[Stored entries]
= = = = =
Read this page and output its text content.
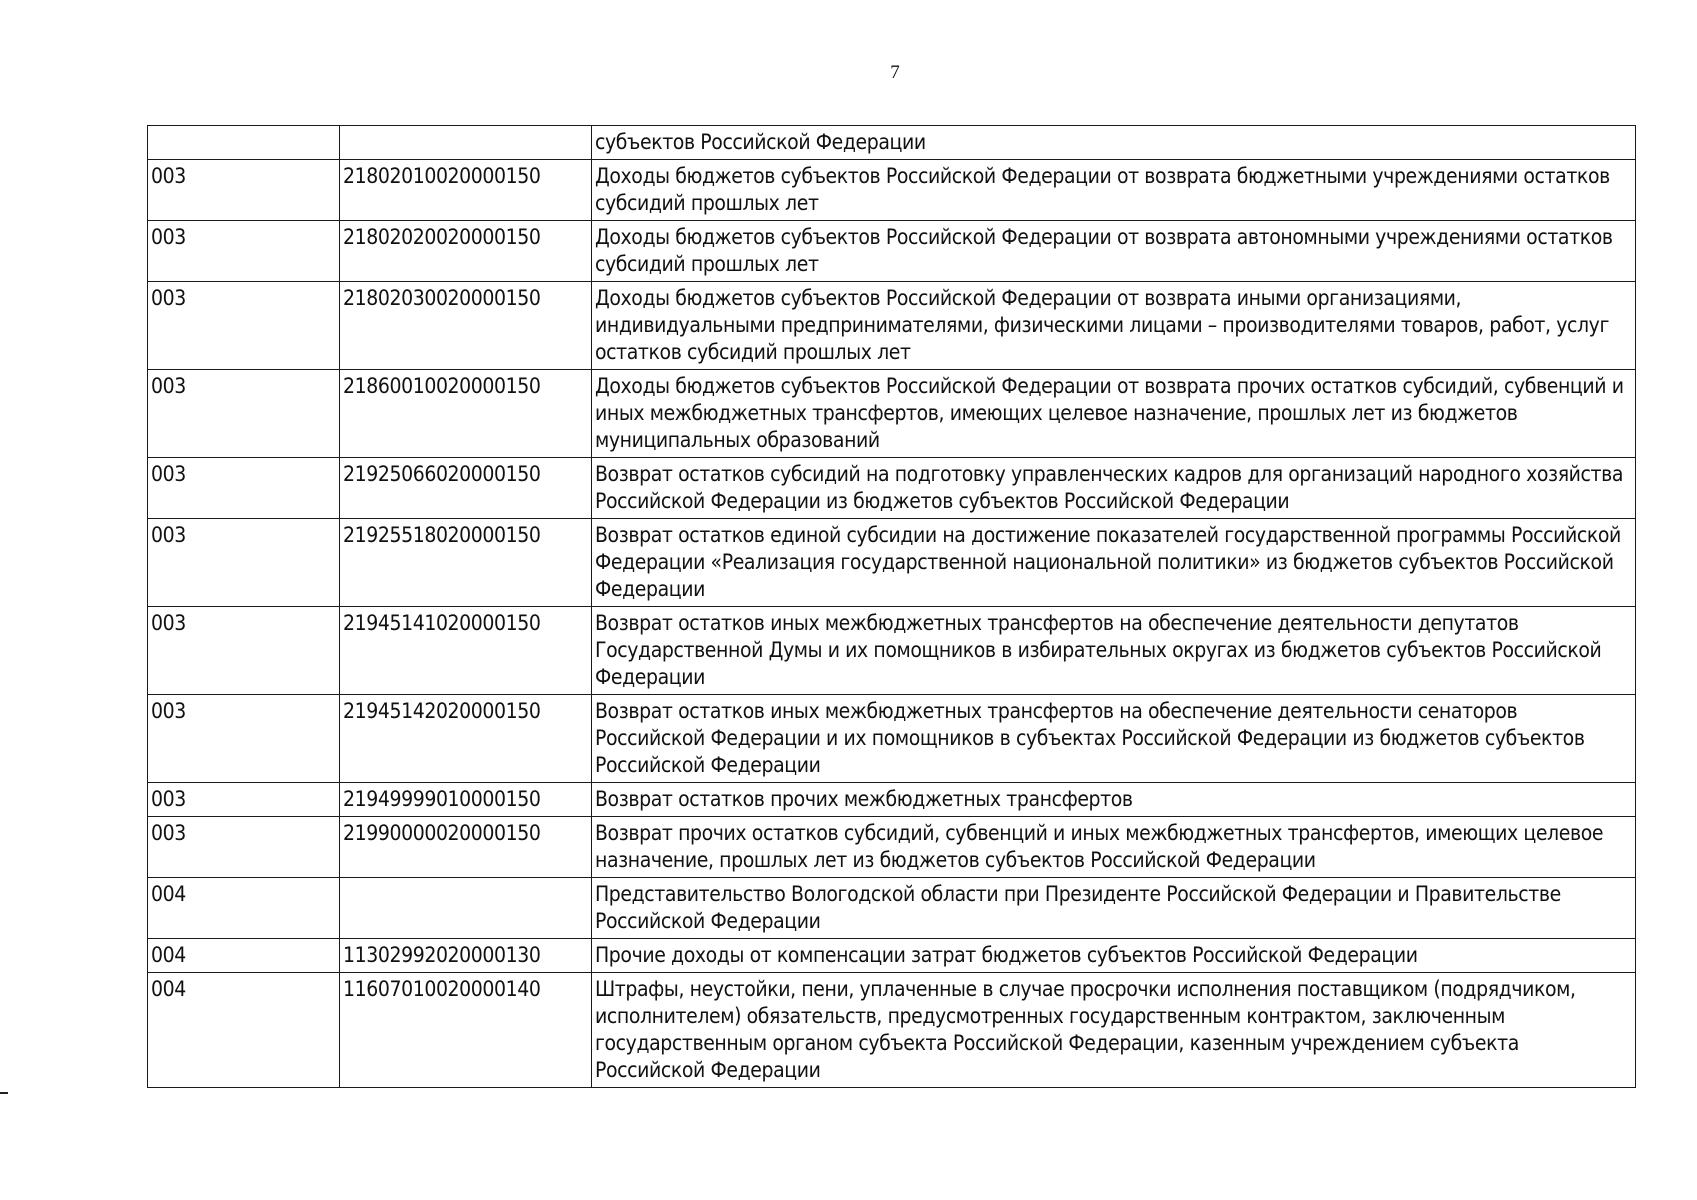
7
		субъектов Российской Федерации
003	21802010020000150	Доходы бюджетов субъектов Российской Федерации от возврата бюджетными учреждениями остатков субсидий прошлых лет
003	21802020020000150	Доходы бюджетов субъектов Российской Федерации от возврата автономными учреждениями остатков субсидий прошлых лет
003	21802030020000150	Доходы бюджетов субъектов Российской Федерации от возврата иными организациями, индивидуальными предпринимателями, физическими лицами – производителями товаров, работ, услуг остатков субсидий прошлых лет
003	21860010020000150	Доходы бюджетов субъектов Российской Федерации от возврата прочих остатков субсидий, субвенций и иных межбюджетных трансфертов, имеющих целевое назначение, прошлых лет из бюджетов муниципальных образований
003	21925066020000150	Возврат остатков субсидий на подготовку управленческих кадров для организаций народного хозяйства Российской Федерации из бюджетов субъектов Российской Федерации
003	21925518020000150	Возврат остатков единой субсидии на достижение показателей государственной программы Российской Федерации «Реализация государственной национальной политики» из бюджетов субъектов Российской Федерации
003	21945141020000150	Возврат остатков иных межбюджетных трансфертов на обеспечение деятельности депутатов Государственной Думы и их помощников в избирательных округах из бюджетов субъектов Российской Федерации
003	21945142020000150	Возврат остатков иных межбюджетных трансфертов на обеспечение деятельности сенаторов Российской Федерации и их помощников в субъектах Российской Федерации из бюджетов субъектов Российской Федерации
003	21949999010000150	Возврат остатков прочих межбюджетных трансфертов
003	21990000020000150	Возврат прочих остатков субсидий, субвенций и иных межбюджетных трансфертов, имеющих целевое назначение, прошлых лет из бюджетов субъектов Российской Федерации
004		Представительство Вологодской области при Президенте Российской Федерации и Правительстве Российской Федерации
004	11302992020000130	Прочие доходы от компенсации затрат бюджетов субъектов Российской Федерации
004	11607010020000140	Штрафы, неустойки, пени, уплаченные в случае просрочки исполнения поставщиком (подрядчиком, исполнителем) обязательств, предусмотренных государственным контрактом, заключенным государственным органом субъекта Российской Федерации, казенным учреждением субъекта Российской Федерации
= = = = =
Exercise brief —
Only the number is wanted: count the lines of the records that hold the word "учреждениями".

Exercise answer —
2